§ **Exercise prompt**: Leaving the pictures aside, transcribe every line below exactly.

# # # # # # #

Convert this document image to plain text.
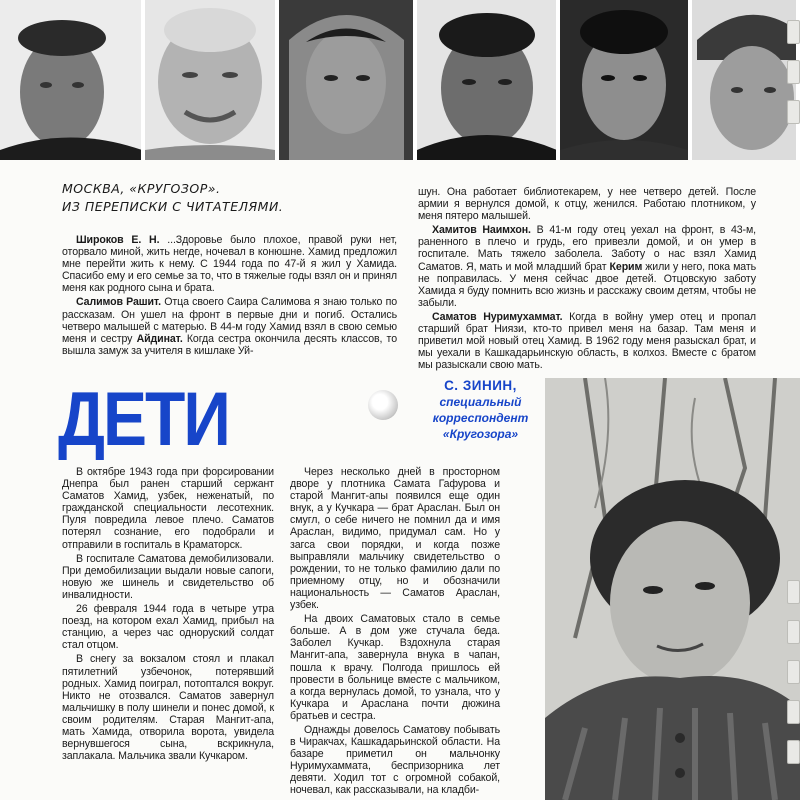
МОСКВА, «КРУГОЗОР».
ИЗ ПЕРЕПИСКИ С ЧИТАТЕЛЯМИ.

Широков Е. Н. ...Здоровье было плохое, правой руки нет, оторвало миной, жить негде, ночевал в конюшне. Хамид предложил мне перейти жить к нему. С 1944 года по 47-й я жил у Хамида. Спасибо ему и его семье за то, что в тяжелые годы взял он и принял меня как родного сына и брата.

Салимов Рашит. Отца своего Саира Салимова я знаю только по рассказам. Он ушел на фронт в первые дни и погиб. Остались четверо малышей с матерью. В 44-м году Хамид взял в свою семью меня и сестру Айдинат. Когда сестра окончила десять классов, то вышла замуж за учителя в кишлаке Уй-

шун. Она работает библиотекарем, у нее четверо детей. После армии я вернулся домой, к отцу, женился. Работаю плотником, у меня пятеро малышей.

Хамитов Наимхон. В 41-м году отец уехал на фронт, в 43-м, раненного в плечо и грудь, его привезли домой, и он умер в госпитале. Мать тяжело заболела. Заботу о нас взял Хамид Саматов. Я, мать и мой младший брат Керим жили у него, пока мать не поправилась. У меня сейчас двое детей. Отцовскую заботу Хамида я буду помнить всю жизнь и расскажу своим детям, чтобы не забыли.

Саматов Нуримухаммат. Когда в войну умер отец и пропал старший брат Ниязи, кто-то привел меня на базар. Там меня и приветил мой новый отец Хамид. В 1962 году меня разыскал брат, и мы уехали в Кашкадарьинскую область, в колхоз. Вместе с братом мы разыскали свою мать.

ДЕТИ	С. ЗИНИН,
специальный
корреспондент
«Кругозора»

В октябре 1943 года при форсировании Днепра был ранен старший сержант Саматов Хамид, узбек, неженатый, по гражданской специальности лесотехник. Пуля повредила левое плечо. Саматов потерял сознание, его подобрали и отправили в госпиталь в Краматорск.

В госпитале Саматова демобилизовали. При демобилизации выдали новые сапоги, новую же шинель и свидетельство об инвалидности.

26 февраля 1944 года в четыре утра поезд, на котором ехал Хамид, прибыл на станцию, а через час одноруский солдат стал отцом.

В снегу за вокзалом стоял и плакал пятилетний узбечонок, потерявший родных. Хамид поиграл, потоптался вокруг. Никто не отозвался. Саматов завернул мальчишку в полу шинели и понес домой, к своим родителям. Старая Мангит-апа, мать Хамида, отворила ворота, увидела вернувшегося сына, вскрикнула, заплакала. Мальчика звали Кучкаром.

Через несколько дней в просторном дворе у плотника Самата Гафурова и старой Мангит-апы появился еще один внук, а у Кучкара — брат Араслан. Был он смугл, о себе ничего не помнил да и имя Араслан, видимо, придумал сам. Но у загса свои порядки, и когда позже выправляли мальчику свидетельство о рождении, то не только фамилию дали по приемному отцу, но и обозначили национальность — Саматов Араслан, узбек.

На двоих Саматовых стало в семье больше. А в дом уже стучала беда. Заболел Кучкар. Вздохнула старая Мангит-апа, завернула внука в чапан, пошла к врачу. Полгода пришлось ей провести в больнице вместе с мальчиком, а когда вернулась домой, то узнала, что у Кучкара и Арaслана почти дюжина братьев и сестра.

Однажды довелось Саматову побывать в Чиракчах, Кашкадарьинской области. На базаре приметил он мальчонку Нуримухаммата, беспризорника лет девяти. Ходил тот с огромной собакой, ночевал, как рассказывали, на кладби-
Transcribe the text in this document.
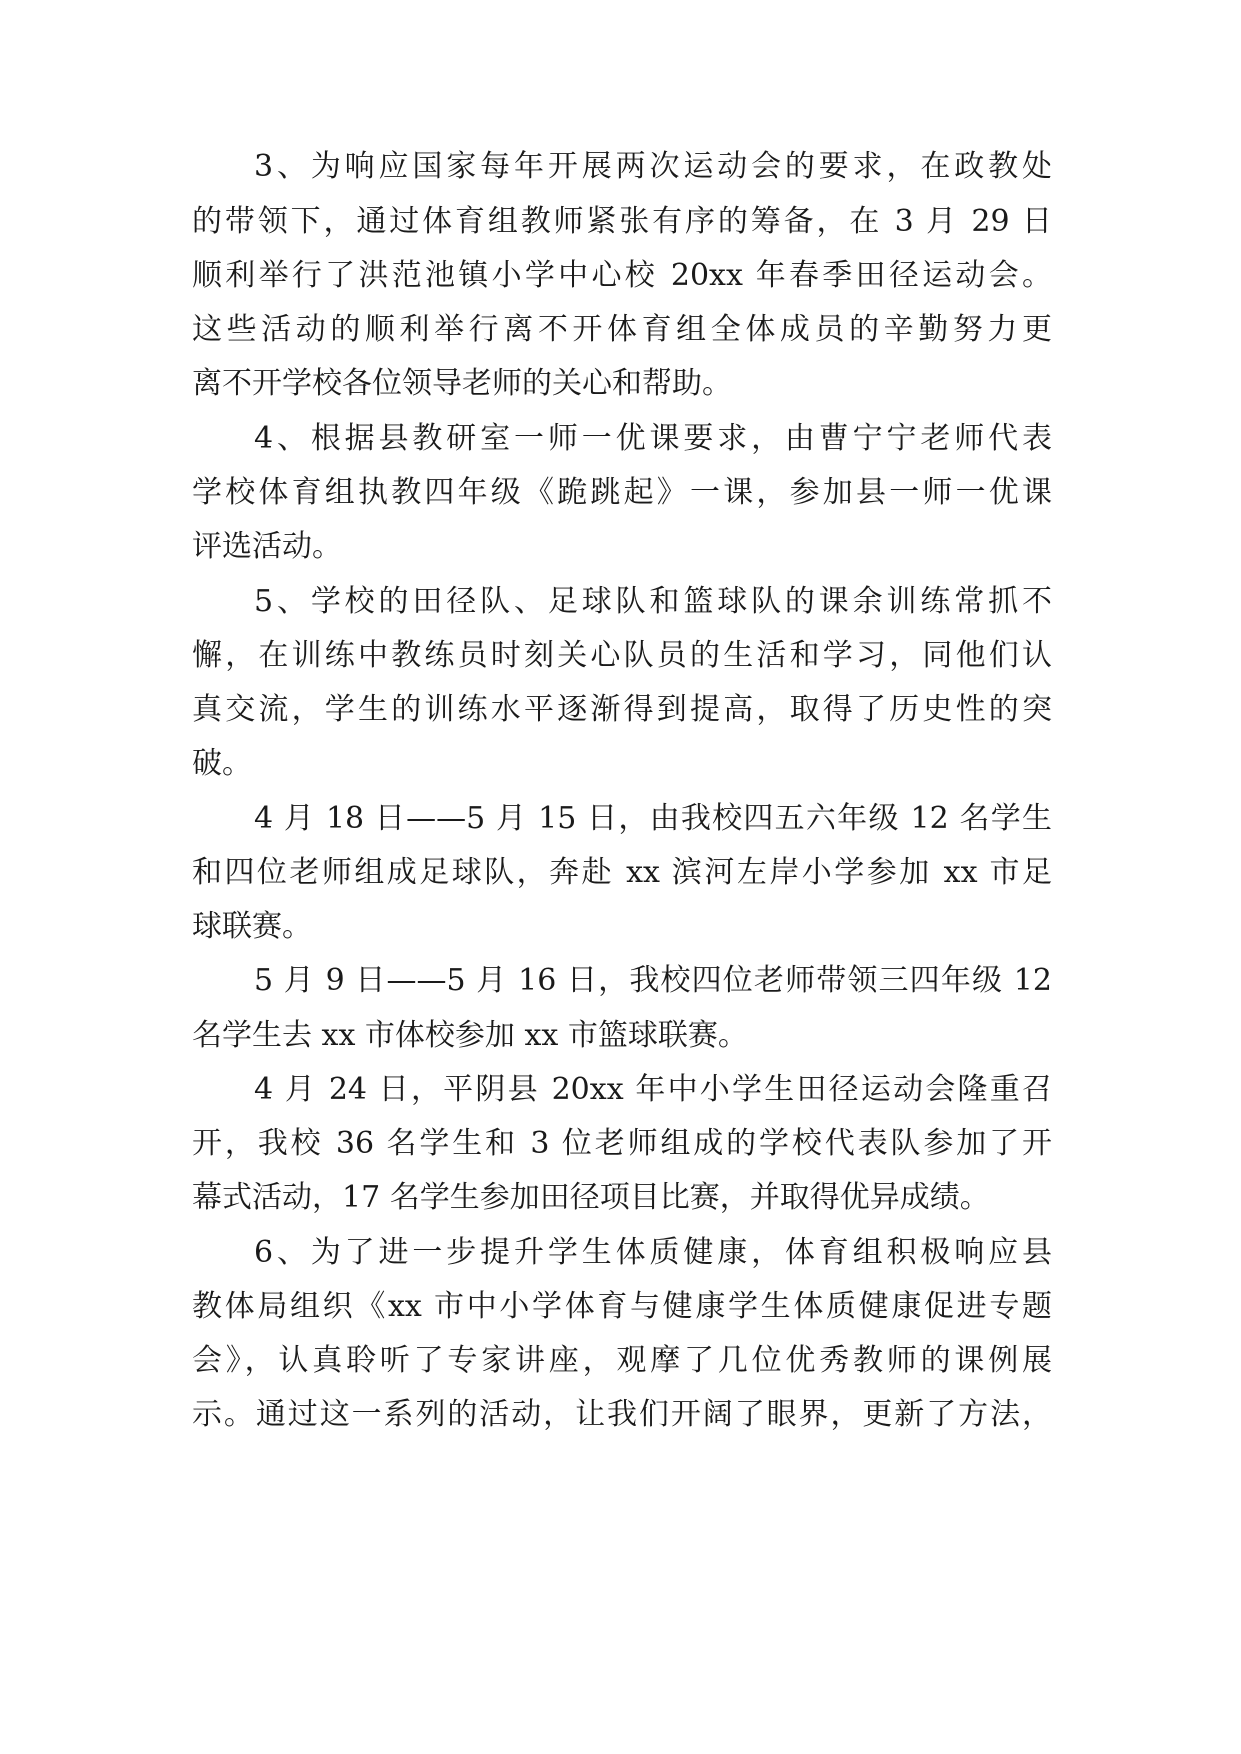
3、为响应国家每年开展两次运动会的要求，在政教处
的带领下，通过体育组教师紧张有序的筹备，在 3 月 29 日
顺利举行了洪范池镇小学中心校 20xx 年春季田径运动会。
这些活动的顺利举行离不开体育组全体成员的辛勤努力更
离不开学校各位领导老师的关心和帮助。
4、根据县教研室一师一优课要求，由曹宁宁老师代表
学校体育组执教四年级《跪跳起》一课，参加县一师一优课
评选活动。
5、学校的田径队、足球队和篮球队的课余训练常抓不
懈，在训练中教练员时刻关心队员的生活和学习，同他们认
真交流，学生的训练水平逐渐得到提高，取得了历史性的突
破。
4 月 18 日——5 月 15 日，由我校四五六年级 12 名学生
和四位老师组成足球队，奔赴 xx 滨河左岸小学参加 xx 市足
球联赛。
5 月 9 日——5 月 16 日，我校四位老师带领三四年级 12
名学生去 xx 市体校参加 xx 市篮球联赛。
4 月 24 日，平阴县 20xx 年中小学生田径运动会隆重召
开，我校 36 名学生和 3 位老师组成的学校代表队参加了开
幕式活动，17 名学生参加田径项目比赛，并取得优异成绩。
6、为了进一步提升学生体质健康，体育组积极响应县
教体局组织《xx 市中小学体育与健康学生体质健康促进专题
会》，认真聆听了专家讲座，观摩了几位优秀教师的课例展
示。通过这一系列的活动，让我们开阔了眼界，更新了方法，
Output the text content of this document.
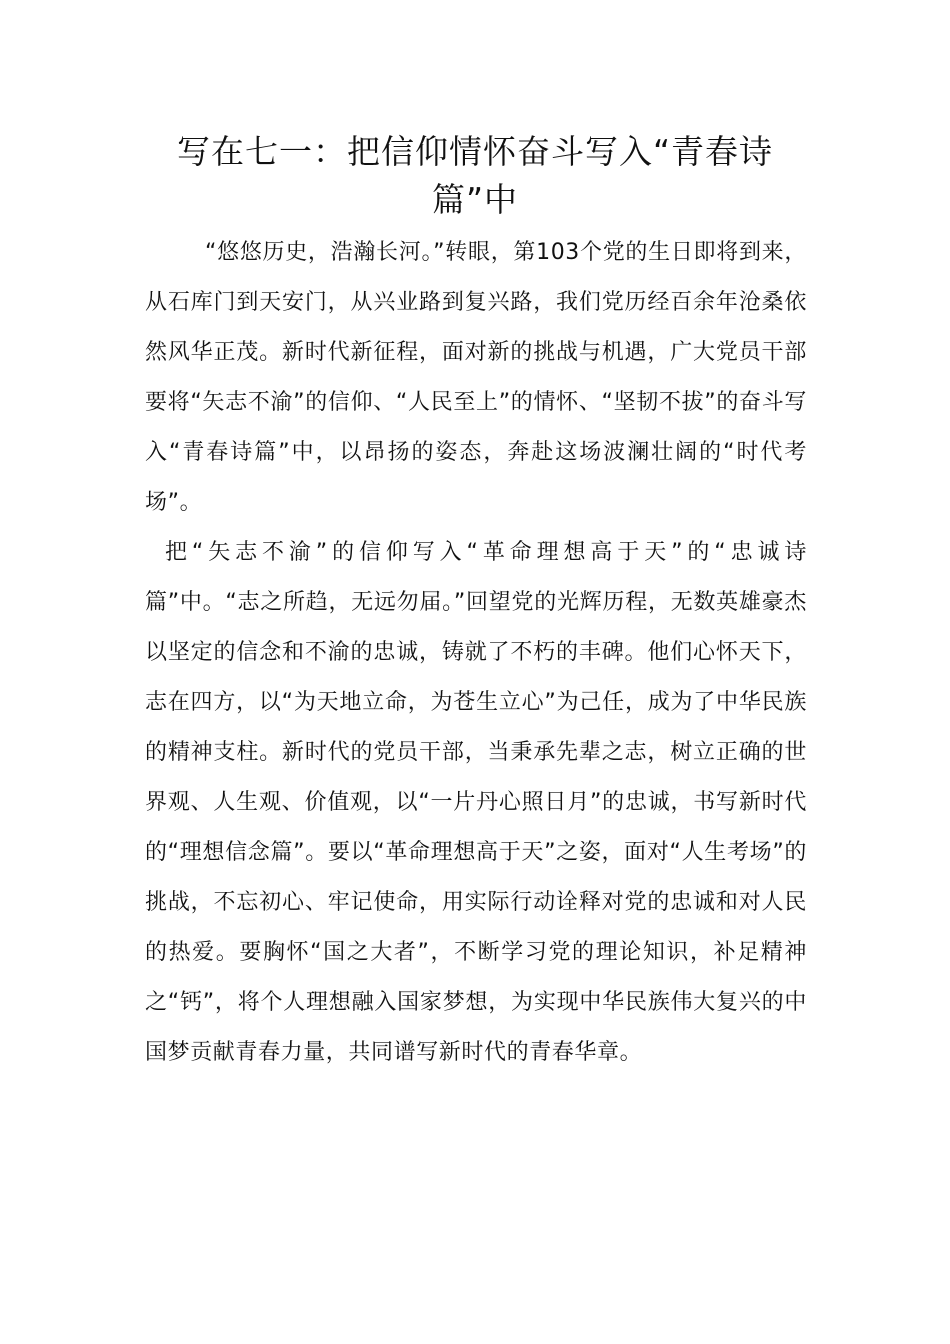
写在七一：把信仰情怀奋斗写入“青春诗篇”中

“悠悠历史，浩瀚长河。”转眼，第103个党的生日即将到来，从石库门到天安门，从兴业路到复兴路，我们党历经百余年沧桑依然风华正茂。新时代新征程，面对新的挑战与机遇，广大党员干部要将“矢志不渝”的信仰、“人民至上”的情怀、“坚韧不拔”的奋斗写入“青春诗篇”中，以昂扬的姿态，奔赴这场波澜壮阔的“时代考场”。

把“矢志不渝”的信仰写入“革命理想高于天”的“忠诚诗篇”中。“志之所趋，无远勿届。”回望党的光辉历程，无数英雄豪杰以坚定的信念和不渝的忠诚，铸就了不朽的丰碑。他们心怀天下，志在四方，以“为天地立命，为苍生立心”为己任，成为了中华民族的精神支柱。新时代的党员干部，当秉承先辈之志，树立正确的世界观、人生观、价值观，以“一片丹心照日月”的忠诚，书写新时代的“理想信念篇”。要以“革命理想高于天”之姿，面对“人生考场”的挑战，不忘初心、牢记使命，用实际行动诠释对党的忠诚和对人民的热爱。要胸怀“国之大者”，不断学习党的理论知识，补足精神之“钙”，将个人理想融入国家梦想，为实现中华民族伟大复兴的中国梦贡献青春力量，共同谱写新时代的青春华章。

# # # # # # #

§ **Exercise solution**:
Convert this document image to plain text.
МОСКВА, «КРУГОЗОР».
ИЗ ПЕРЕПИСКИ С ЧИТАТЕЛЯМИ.

Широков Е. Н. ...Здоровье было плохое, правой руки нет, оторвало миной, жить негде, ночевал в конюшне. Хамид предложил мне перейти жить к нему. С 1944 года по 47-й я жил у Хамида. Спасибо ему и его семье за то, что в тяжелые годы взял он и принял меня как родного сына и брата.

Салимов Рашит. Отца своего Саира Салимова я знаю только по рассказам. Он ушел на фронт в первые дни и погиб. Остались четверо малышей с матерью. В 44-м году Хамид взял в свою семью меня и сестру Айдинат. Когда сестра окончила десять классов, то вышла замуж за учителя в кишлаке Уй-

шун. Она работает библиотекарем, у нее четверо детей. После армии я вернулся домой, к отцу, женился. Работаю плотником, у меня пятеро малышей.

Хамитов Наимхон. В 41-м году отец уехал на фронт, в 43-м, раненного в плечо и грудь, его привезли домой, и он умер в госпитале. Мать тяжело заболела. Заботу о нас взял Хамид Саматов. Я, мать и мой младший брат Керим жили у него, пока мать не поправилась. У меня сейчас двое детей. Отцовскую заботу Хамида я буду помнить всю жизнь и расскажу своим детям, чтобы не забыли.

Саматов Нуримухаммат. Когда в войну умер отец и пропал старший брат Ниязи, кто-то привел меня на базар. Там меня и приветил мой новый отец Хамид. В 1962 году меня разыскал брат, и мы уехали в Кашкадарьинскую область, в колхоз. Вместе с братом мы разыскали свою мать.

ДЕТИ	С. ЗИНИН,
специальный
корреспондент
«Кругозора»

В октябре 1943 года при форсировании Днепра был ранен старший сержант Саматов Хамид, узбек, неженатый, по гражданской специальности лесотехник. Пуля повредила левое плечо. Саматов потерял сознание, его подобрали и отправили в госпиталь в Краматорск.

В госпитале Саматова демобилизовали. При демобилизации выдали новые сапоги, новую же шинель и свидетельство об инвалидности.

26 февраля 1944 года в четыре утра поезд, на котором ехал Хамид, прибыл на станцию, а через час одноруский солдат стал отцом.

В снегу за вокзалом стоял и плакал пятилетний узбечонок, потерявший родных. Хамид поиграл, потоптался вокруг. Никто не отозвался. Саматов завернул мальчишку в полу шинели и понес домой, к своим родителям. Старая Мангит-апа, мать Хамида, отворила ворота, увидела вернувшегося сына, вскрикнула, заплакала. Мальчика звали Кучкаром.

Через несколько дней в просторном дворе у плотника Самата Гафурова и старой Мангит-апы появился еще один внук, а у Кучкара — брат Араслан. Был он смугл, о себе ничего не помнил да и имя Араслан, видимо, придумал сам. Но у загса свои порядки, и когда позже выправляли мальчику свидетельство о рождении, то не только фамилию дали по приемному отцу, но и обозначили национальность — Саматов Араслан, узбек.

На двоих Саматовых стало в семье больше. А в дом уже стучала беда. Заболел Кучкар. Вздохнула старая Мангит-апа, завернула внука в чапан, пошла к врачу. Полгода пришлось ей провести в больнице вместе с мальчиком, а когда вернулась домой, то узнала, что у Кучкара и Арaслана почти дюжина братьев и сестра.

Однажды довелось Саматову побывать в Чиракчах, Кашкадарьинской области. На базаре приметил он мальчонку Нуримухаммата, беспризорника лет девяти. Ходил тот с огромной собакой, ночевал, как рассказывали, на кладби-
Transcribe the text in this document.
3、为响应国家每年开展两次运动会的要求，在政教处
的带领下，通过体育组教师紧张有序的筹备，在 3 月 29 日
顺利举行了洪范池镇小学中心校 20xx 年春季田径运动会。
这些活动的顺利举行离不开体育组全体成员的辛勤努力更
离不开学校各位领导老师的关心和帮助。
4、根据县教研室一师一优课要求，由曹宁宁老师代表
学校体育组执教四年级《跪跳起》一课，参加县一师一优课
评选活动。
5、学校的田径队、足球队和篮球队的课余训练常抓不
懈，在训练中教练员时刻关心队员的生活和学习，同他们认
真交流，学生的训练水平逐渐得到提高，取得了历史性的突
破。
4 月 18 日——5 月 15 日，由我校四五六年级 12 名学生
和四位老师组成足球队，奔赴 xx 滨河左岸小学参加 xx 市足
球联赛。
5 月 9 日——5 月 16 日，我校四位老师带领三四年级 12
名学生去 xx 市体校参加 xx 市篮球联赛。
4 月 24 日，平阴县 20xx 年中小学生田径运动会隆重召
开，我校 36 名学生和 3 位老师组成的学校代表队参加了开
幕式活动，17 名学生参加田径项目比赛，并取得优异成绩。
6、为了进一步提升学生体质健康，体育组积极响应县
教体局组织《xx 市中小学体育与健康学生体质健康促进专题
会》，认真聆听了专家讲座，观摩了几位优秀教师的课例展
示。通过这一系列的活动，让我们开阔了眼界，更新了方法，
Output the text content of this document.
写在七一：把信仰情怀奋斗写入“青春诗篇”中

“悠悠历史，浩瀚长河。”转眼，第103个党的生日即将到来，从石库门到天安门，从兴业路到复兴路，我们党历经百余年沧桑依然风华正茂。新时代新征程，面对新的挑战与机遇，广大党员干部要将“矢志不渝”的信仰、“人民至上”的情怀、“坚韧不拔”的奋斗写入“青春诗篇”中，以昂扬的姿态，奔赴这场波澜壮阔的“时代考场”。

把“矢志不渝”的信仰写入“革命理想高于天”的“忠诚诗篇”中。“志之所趋，无远勿届。”回望党的光辉历程，无数英雄豪杰以坚定的信念和不渝的忠诚，铸就了不朽的丰碑。他们心怀天下，志在四方，以“为天地立命，为苍生立心”为己任，成为了中华民族的精神支柱。新时代的党员干部，当秉承先辈之志，树立正确的世界观、人生观、价值观，以“一片丹心照日月”的忠诚，书写新时代的“理想信念篇”。要以“革命理想高于天”之姿，面对“人生考场”的挑战，不忘初心、牢记使命，用实际行动诠释对党的忠诚和对人民的热爱。要胸怀“国之大者”，不断学习党的理论知识，补足精神之“钙”，将个人理想融入国家梦想，为实现中华民族伟大复兴的中国梦贡献青春力量，共同谱写新时代的青春华章。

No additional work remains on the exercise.